_Aim of the task_: Spot each line in the records below where the word "JSON" occurs, then copy it.

═══

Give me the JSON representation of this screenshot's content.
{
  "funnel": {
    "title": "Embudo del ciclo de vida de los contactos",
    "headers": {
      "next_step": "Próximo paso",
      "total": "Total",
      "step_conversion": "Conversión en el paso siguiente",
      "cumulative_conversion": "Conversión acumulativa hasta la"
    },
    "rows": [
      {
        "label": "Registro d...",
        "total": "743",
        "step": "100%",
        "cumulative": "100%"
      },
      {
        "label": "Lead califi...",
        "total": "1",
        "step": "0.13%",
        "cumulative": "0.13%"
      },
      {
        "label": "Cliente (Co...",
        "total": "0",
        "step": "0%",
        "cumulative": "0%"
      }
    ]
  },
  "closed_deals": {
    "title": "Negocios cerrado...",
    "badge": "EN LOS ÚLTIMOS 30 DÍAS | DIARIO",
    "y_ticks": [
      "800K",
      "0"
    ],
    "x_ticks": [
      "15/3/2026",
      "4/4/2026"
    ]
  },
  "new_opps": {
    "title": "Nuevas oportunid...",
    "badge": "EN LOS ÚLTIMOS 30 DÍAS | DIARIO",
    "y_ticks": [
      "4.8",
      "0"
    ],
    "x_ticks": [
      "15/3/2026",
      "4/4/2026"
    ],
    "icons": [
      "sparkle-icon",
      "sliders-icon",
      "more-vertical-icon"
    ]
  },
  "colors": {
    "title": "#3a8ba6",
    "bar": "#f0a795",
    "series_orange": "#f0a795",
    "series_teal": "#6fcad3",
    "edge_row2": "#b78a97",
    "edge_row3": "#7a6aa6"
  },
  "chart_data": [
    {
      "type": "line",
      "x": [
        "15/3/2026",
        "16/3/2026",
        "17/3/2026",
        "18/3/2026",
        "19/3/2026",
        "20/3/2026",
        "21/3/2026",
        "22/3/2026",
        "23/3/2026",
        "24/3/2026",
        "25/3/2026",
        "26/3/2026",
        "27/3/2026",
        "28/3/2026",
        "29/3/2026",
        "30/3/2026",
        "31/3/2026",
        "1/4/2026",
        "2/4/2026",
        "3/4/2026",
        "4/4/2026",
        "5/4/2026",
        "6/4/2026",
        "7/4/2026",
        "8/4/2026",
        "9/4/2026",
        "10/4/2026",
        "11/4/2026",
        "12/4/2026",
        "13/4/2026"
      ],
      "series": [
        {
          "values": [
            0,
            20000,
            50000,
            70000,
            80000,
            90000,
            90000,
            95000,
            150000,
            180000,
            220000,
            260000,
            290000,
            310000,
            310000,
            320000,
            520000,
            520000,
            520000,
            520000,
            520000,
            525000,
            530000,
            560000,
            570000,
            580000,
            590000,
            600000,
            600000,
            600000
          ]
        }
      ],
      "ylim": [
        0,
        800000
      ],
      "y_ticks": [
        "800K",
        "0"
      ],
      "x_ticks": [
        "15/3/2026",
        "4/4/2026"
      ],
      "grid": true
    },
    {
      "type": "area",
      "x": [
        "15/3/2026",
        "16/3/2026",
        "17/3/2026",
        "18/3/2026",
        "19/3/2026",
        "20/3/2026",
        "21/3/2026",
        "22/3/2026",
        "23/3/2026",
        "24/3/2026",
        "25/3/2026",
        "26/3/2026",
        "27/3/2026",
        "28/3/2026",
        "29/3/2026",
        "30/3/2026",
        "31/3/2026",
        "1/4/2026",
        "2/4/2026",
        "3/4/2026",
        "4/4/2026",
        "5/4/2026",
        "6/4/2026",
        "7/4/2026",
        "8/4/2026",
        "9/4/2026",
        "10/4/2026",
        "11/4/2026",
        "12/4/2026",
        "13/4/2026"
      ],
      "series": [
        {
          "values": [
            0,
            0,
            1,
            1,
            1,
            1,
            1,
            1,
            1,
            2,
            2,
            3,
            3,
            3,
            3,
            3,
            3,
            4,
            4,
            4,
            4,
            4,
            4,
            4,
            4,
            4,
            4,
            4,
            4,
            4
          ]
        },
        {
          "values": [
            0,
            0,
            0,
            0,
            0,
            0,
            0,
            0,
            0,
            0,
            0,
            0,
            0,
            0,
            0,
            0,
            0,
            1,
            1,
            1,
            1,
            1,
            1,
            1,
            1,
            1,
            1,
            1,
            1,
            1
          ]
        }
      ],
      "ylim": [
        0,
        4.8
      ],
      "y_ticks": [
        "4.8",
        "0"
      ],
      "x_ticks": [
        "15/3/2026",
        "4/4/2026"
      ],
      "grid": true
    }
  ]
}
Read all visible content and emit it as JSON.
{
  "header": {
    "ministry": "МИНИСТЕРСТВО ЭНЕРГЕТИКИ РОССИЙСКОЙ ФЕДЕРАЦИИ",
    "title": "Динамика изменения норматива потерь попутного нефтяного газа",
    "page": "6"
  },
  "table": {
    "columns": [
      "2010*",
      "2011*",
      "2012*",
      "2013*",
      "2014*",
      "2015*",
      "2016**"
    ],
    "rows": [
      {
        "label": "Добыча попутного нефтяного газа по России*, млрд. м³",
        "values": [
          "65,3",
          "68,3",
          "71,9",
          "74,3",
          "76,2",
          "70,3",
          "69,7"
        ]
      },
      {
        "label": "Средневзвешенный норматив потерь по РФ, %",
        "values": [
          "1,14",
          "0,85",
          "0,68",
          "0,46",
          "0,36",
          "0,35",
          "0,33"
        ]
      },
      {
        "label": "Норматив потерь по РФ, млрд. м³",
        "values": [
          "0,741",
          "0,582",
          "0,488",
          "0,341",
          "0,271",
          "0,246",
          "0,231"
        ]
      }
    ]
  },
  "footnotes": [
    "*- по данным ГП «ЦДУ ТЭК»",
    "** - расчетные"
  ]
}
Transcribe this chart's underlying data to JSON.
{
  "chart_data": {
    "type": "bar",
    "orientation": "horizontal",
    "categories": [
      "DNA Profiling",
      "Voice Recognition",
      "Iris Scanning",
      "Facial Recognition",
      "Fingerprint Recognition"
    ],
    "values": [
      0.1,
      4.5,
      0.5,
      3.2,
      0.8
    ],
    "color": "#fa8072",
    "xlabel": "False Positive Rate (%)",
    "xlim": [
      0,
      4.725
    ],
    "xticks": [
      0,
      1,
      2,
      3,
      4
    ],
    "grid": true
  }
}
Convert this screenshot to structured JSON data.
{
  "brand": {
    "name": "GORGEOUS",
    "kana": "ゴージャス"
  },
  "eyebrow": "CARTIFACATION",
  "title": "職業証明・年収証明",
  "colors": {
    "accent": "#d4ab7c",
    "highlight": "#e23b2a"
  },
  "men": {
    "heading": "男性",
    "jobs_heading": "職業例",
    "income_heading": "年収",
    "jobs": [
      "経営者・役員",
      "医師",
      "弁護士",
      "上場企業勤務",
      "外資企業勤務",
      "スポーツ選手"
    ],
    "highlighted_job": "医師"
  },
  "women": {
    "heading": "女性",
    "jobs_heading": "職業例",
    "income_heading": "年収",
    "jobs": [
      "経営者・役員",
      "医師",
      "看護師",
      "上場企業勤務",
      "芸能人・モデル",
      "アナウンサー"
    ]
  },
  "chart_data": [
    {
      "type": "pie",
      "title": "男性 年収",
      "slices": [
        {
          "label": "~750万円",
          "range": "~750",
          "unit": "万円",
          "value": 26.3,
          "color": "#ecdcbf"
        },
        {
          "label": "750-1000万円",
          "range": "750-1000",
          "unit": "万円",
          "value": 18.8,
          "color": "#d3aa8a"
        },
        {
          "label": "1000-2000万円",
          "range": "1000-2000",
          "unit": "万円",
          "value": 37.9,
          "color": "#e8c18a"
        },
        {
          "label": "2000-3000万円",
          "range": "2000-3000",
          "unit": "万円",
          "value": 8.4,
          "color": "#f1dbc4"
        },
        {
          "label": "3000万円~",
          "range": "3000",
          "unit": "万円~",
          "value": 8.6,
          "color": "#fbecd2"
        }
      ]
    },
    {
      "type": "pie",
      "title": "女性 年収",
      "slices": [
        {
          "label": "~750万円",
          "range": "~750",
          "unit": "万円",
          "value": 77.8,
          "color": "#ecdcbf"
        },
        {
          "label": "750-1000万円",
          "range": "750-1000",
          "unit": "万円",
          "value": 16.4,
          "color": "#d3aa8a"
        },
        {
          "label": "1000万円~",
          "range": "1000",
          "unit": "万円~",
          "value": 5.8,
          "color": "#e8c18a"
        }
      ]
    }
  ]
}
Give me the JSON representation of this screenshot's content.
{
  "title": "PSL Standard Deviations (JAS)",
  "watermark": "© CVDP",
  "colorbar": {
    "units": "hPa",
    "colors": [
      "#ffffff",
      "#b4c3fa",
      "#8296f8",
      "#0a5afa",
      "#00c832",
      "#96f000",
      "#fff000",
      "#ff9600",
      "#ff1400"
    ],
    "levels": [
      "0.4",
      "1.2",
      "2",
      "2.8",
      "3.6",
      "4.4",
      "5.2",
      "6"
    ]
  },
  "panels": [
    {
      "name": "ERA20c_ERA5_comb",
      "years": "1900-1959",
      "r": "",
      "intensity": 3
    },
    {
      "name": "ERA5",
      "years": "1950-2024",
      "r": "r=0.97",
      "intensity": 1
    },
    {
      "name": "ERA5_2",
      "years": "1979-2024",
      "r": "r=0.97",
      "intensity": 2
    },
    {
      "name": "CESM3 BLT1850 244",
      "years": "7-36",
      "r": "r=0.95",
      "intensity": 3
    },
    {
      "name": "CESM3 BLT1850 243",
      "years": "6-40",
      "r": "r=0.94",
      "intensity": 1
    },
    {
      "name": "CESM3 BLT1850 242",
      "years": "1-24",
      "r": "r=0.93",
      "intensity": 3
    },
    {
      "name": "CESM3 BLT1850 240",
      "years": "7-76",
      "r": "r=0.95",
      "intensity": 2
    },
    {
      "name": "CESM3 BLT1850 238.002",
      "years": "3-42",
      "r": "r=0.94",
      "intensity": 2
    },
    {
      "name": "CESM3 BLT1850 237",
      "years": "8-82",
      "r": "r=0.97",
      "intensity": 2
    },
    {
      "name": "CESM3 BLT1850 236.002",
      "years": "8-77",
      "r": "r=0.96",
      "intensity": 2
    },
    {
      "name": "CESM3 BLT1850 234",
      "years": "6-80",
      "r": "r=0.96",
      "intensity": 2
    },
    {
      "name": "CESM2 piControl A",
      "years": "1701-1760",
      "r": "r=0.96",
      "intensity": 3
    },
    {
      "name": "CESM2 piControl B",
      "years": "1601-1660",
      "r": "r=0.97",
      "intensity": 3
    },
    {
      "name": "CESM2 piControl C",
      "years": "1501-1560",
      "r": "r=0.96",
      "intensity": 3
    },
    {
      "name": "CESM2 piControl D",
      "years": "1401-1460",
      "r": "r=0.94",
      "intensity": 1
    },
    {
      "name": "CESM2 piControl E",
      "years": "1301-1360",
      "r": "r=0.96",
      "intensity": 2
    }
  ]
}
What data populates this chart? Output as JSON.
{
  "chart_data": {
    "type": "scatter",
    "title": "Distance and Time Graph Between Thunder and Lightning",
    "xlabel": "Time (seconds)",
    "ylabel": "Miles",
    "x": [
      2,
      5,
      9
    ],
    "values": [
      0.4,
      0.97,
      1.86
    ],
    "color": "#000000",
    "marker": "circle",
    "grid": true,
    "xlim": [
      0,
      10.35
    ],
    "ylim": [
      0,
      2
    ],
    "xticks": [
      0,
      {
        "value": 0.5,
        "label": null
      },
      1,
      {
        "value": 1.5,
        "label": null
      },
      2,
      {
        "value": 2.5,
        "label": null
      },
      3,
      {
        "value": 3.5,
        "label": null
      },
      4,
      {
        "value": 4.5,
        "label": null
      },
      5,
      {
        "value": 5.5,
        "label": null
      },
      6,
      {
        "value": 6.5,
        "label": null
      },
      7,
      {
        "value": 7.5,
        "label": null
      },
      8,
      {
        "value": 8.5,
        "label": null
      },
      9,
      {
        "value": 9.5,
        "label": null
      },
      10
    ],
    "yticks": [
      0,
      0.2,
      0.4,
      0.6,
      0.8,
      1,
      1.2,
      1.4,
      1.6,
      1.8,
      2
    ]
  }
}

═══

_Problem solution_:
Give me the JSON representation of this screenshot's content.
Read all visible content and emit it as JSON.
Transcribe this chart's underlying data to JSON.
Convert this screenshot to structured JSON data.
Give me the JSON representation of this screenshot's content.
What data populates this chart? Output as JSON.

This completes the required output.